§ LISTED ENTRIES:
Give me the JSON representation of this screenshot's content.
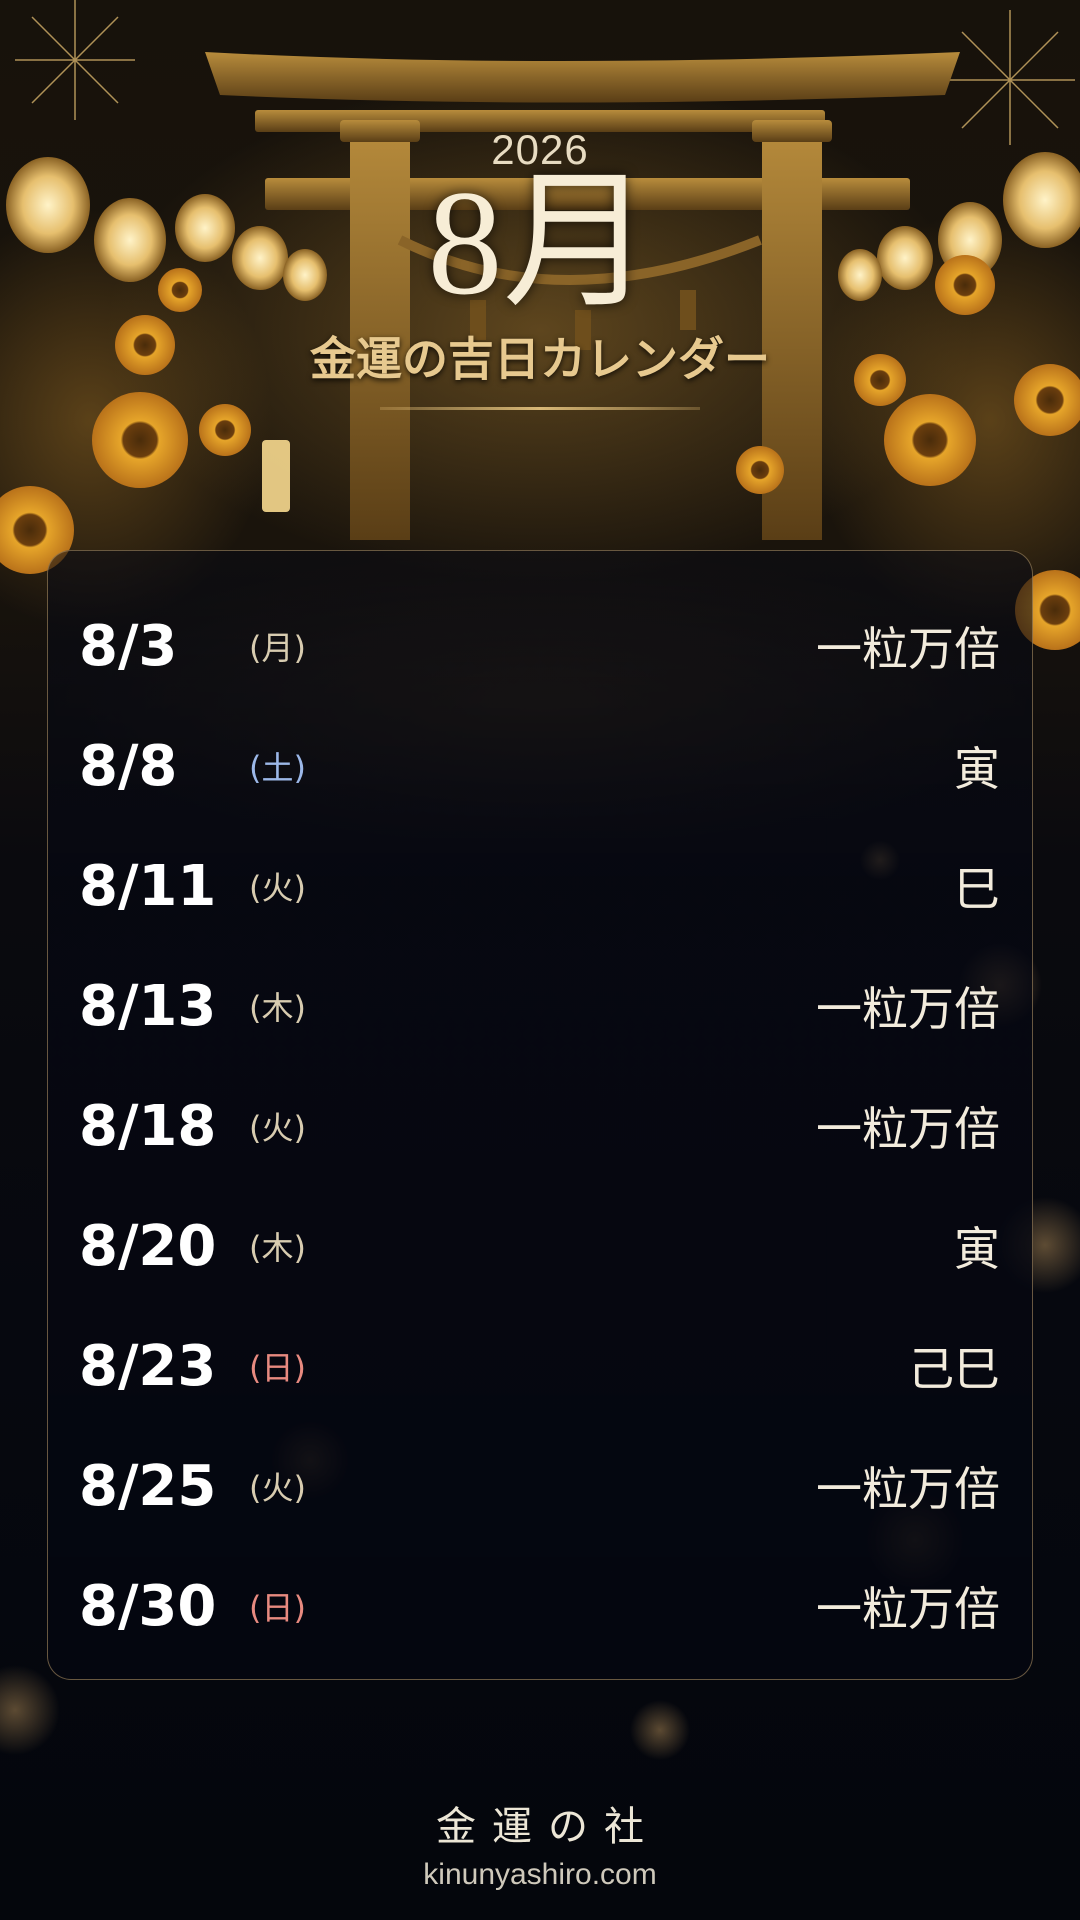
{
  "header": {
    "year": "2026",
    "month": "8月",
    "subtitle": "金運の吉日カレンダー"
  },
  "calendar": {
    "entries": [
      {
        "date": "8/3",
        "weekday": "(月)",
        "weekday_type": "weekday",
        "fortune": "一粒万倍"
      },
      {
        "date": "8/8",
        "weekday": "(土)",
        "weekday_type": "saturday",
        "fortune": "寅"
      },
      {
        "date": "8/11",
        "weekday": "(火)",
        "weekday_type": "weekday",
        "fortune": "巳"
      },
      {
        "date": "8/13",
        "weekday": "(木)",
        "weekday_type": "weekday",
        "fortune": "一粒万倍"
      },
      {
        "date": "8/18",
        "weekday": "(火)",
        "weekday_type": "weekday",
        "fortune": "一粒万倍"
      },
      {
        "date": "8/20",
        "weekday": "(木)",
        "weekday_type": "weekday",
        "fortune": "寅"
      },
      {
        "date": "8/23",
        "weekday": "(日)",
        "weekday_type": "sunday",
        "fortune": "己巳"
      },
      {
        "date": "8/25",
        "weekday": "(火)",
        "weekday_type": "weekday",
        "fortune": "一粒万倍"
      },
      {
        "date": "8/30",
        "weekday": "(日)",
        "weekday_type": "sunday",
        "fortune": "一粒万倍"
      }
    ]
  },
  "footer": {
    "brand": "金運の社",
    "url": "kinunyashiro.com"
  },
  "colors": {
    "gold": "#e7c98f",
    "saturday": "#9cb8e8",
    "sunday": "#e88a80",
    "background": "#05070d"
  },
  "icons": [
    "torii-gate-icon",
    "paper-lantern-icon",
    "sunflower-icon",
    "firework-icon"
  ]
}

§ EXERCISE GOAL: Tally the lines containing "saturday". Provide the number without any other words.

§ SOLUTION TO THE PROBLEM: 2